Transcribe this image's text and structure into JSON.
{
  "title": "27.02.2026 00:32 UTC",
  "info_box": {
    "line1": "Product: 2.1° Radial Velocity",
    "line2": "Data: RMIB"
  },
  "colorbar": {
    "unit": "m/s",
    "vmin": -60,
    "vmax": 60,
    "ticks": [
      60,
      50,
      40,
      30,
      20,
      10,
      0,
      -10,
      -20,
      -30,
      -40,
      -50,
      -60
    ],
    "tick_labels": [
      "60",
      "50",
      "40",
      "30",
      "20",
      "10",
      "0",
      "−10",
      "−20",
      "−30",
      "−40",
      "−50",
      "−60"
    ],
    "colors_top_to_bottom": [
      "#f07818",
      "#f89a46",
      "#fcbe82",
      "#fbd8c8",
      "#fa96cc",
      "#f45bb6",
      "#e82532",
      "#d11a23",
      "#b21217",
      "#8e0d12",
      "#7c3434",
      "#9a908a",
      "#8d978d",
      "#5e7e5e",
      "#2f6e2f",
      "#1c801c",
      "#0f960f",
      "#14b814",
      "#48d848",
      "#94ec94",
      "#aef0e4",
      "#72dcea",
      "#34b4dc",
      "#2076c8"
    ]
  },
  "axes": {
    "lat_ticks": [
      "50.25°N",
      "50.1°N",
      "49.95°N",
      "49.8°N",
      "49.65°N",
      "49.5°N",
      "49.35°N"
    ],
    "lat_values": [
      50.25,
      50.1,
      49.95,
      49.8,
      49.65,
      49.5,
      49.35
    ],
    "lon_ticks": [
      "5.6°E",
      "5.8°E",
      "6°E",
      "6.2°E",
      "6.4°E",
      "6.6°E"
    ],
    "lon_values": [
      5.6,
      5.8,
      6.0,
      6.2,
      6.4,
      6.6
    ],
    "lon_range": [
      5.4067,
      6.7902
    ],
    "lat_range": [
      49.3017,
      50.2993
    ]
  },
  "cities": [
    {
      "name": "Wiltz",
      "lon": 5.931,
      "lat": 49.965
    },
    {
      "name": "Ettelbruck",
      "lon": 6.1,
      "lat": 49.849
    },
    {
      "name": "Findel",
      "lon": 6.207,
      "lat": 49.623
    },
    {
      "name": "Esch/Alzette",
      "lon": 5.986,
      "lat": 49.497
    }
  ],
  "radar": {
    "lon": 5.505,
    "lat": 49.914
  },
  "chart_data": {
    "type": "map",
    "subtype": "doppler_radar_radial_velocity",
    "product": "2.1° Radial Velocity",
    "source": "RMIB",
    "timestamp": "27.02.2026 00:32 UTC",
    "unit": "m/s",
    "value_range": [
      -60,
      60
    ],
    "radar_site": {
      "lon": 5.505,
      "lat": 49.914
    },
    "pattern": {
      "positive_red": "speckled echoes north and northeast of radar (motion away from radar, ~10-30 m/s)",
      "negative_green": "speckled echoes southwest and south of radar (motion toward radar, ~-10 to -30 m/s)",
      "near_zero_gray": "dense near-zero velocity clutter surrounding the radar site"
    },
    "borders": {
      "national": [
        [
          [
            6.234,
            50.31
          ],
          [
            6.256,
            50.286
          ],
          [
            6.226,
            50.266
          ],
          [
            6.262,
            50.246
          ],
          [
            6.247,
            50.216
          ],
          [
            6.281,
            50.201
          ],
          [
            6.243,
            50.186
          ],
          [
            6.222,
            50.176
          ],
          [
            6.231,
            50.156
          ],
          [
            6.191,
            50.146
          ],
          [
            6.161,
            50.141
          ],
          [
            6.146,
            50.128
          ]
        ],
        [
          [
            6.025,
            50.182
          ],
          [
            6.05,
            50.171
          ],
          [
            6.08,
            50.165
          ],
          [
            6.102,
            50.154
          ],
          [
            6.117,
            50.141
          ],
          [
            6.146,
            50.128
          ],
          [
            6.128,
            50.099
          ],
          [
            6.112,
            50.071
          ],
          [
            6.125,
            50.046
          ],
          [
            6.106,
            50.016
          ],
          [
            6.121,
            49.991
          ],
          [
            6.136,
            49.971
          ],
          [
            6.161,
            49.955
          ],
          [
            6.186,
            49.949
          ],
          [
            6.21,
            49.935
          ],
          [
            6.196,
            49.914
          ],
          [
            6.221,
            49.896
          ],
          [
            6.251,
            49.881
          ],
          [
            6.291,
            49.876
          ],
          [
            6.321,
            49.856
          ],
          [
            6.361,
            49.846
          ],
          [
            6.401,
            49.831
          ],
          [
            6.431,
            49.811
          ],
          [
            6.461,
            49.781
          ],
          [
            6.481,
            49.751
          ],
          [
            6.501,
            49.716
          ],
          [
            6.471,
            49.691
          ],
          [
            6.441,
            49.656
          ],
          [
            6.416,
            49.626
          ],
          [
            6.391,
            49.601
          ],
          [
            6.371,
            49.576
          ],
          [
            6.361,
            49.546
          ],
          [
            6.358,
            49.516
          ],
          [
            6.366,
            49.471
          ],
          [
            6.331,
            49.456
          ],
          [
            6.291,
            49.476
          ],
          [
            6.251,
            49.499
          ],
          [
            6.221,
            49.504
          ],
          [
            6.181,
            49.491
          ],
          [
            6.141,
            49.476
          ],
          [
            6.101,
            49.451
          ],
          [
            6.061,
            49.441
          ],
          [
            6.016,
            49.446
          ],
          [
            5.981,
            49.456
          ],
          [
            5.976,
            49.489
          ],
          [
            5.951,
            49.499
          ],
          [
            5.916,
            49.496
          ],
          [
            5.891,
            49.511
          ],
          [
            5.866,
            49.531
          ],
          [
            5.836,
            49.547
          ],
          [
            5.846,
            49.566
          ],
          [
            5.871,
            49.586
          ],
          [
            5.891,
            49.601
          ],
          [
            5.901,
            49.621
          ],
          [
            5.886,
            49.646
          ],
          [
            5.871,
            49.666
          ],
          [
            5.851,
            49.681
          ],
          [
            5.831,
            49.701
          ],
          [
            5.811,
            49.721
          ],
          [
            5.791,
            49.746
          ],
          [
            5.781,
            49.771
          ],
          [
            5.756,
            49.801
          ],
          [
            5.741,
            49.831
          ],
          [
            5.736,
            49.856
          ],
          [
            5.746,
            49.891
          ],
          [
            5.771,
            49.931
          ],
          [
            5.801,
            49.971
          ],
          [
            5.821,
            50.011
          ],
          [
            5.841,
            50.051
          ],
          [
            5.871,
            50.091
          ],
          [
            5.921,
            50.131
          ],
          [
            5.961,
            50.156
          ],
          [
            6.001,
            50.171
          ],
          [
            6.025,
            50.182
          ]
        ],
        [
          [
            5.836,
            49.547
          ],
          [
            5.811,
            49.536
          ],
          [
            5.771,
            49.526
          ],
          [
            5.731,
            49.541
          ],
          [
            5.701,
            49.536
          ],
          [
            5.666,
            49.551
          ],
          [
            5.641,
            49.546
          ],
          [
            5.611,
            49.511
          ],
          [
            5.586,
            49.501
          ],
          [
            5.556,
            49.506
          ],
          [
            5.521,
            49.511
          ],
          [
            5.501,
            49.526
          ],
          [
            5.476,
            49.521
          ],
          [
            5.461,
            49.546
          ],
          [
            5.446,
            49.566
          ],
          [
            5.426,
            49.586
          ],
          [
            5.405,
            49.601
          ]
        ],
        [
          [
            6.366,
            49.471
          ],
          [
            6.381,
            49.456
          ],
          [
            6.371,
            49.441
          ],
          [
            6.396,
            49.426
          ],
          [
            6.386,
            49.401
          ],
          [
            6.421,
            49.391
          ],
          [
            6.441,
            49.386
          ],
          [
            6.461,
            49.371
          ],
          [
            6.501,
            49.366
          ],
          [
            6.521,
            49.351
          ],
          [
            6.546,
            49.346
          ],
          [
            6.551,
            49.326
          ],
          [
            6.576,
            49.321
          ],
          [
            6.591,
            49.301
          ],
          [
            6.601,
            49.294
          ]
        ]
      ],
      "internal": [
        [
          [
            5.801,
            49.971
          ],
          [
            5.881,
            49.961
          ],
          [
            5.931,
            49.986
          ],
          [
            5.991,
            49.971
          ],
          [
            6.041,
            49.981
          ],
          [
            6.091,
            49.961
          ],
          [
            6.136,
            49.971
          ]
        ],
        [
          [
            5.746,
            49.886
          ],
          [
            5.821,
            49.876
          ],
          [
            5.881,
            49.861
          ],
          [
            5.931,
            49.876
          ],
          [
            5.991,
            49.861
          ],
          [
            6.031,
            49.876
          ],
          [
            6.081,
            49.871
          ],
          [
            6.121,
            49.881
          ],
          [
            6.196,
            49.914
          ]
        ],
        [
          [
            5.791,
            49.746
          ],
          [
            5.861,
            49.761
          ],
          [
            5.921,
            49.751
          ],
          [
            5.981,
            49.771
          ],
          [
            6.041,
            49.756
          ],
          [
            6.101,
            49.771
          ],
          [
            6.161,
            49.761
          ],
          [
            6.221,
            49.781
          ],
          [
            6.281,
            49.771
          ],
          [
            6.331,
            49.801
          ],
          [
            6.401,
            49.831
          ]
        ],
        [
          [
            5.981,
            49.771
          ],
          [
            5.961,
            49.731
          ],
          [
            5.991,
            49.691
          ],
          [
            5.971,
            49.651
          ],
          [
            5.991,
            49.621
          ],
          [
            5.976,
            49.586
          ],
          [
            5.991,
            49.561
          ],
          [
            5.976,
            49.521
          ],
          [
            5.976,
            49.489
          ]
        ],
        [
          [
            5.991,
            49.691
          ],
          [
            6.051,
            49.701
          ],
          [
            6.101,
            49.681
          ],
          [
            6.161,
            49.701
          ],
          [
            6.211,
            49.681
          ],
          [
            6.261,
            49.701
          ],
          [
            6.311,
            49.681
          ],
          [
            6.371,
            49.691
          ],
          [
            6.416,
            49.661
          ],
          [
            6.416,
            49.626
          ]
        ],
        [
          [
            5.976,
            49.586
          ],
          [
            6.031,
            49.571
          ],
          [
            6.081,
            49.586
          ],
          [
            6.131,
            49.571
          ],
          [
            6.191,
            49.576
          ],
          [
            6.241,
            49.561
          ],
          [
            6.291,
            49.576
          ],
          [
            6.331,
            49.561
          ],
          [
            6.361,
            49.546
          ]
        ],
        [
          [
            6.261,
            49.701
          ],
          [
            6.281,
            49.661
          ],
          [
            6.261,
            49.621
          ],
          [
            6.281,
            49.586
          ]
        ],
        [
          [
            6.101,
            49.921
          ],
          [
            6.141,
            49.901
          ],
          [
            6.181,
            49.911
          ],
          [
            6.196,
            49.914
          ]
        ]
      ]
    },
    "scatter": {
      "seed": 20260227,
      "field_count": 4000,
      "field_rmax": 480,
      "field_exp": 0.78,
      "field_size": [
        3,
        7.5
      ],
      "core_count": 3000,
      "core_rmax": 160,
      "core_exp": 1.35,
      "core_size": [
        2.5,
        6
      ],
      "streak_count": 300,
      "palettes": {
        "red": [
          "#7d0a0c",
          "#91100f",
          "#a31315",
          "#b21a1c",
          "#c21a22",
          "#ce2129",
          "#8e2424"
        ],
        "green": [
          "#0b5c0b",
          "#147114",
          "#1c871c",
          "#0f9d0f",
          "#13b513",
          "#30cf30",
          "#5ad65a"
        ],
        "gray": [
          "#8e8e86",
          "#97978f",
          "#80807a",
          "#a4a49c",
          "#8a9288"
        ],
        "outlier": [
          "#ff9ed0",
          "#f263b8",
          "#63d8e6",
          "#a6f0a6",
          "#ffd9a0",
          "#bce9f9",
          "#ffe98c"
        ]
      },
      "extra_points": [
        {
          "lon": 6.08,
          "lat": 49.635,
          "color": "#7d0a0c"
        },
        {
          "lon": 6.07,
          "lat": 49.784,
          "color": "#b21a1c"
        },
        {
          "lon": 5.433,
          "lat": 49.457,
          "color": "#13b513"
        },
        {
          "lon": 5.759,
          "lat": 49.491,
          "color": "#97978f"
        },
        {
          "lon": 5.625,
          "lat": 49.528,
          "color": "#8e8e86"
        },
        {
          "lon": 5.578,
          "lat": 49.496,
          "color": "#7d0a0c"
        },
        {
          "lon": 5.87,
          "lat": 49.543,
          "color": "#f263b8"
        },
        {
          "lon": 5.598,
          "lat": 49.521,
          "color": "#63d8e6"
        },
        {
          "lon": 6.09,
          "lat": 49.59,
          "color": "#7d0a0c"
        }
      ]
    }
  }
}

◇ ◇ ◇ ◇ ◇ ◇ ◇

• _WHAT IS ASKED_
List each line of the records that holds the string "speckled".

• _SOLUTION TO THIS EXERCISE_
      "positive_red": "speckled echoes north and northeast of radar (motion away from radar, ~10-30 m/s)",
      "negative_green": "speckled echoes southwest and south of radar (motion toward radar, ~-10 to -30 m/s)",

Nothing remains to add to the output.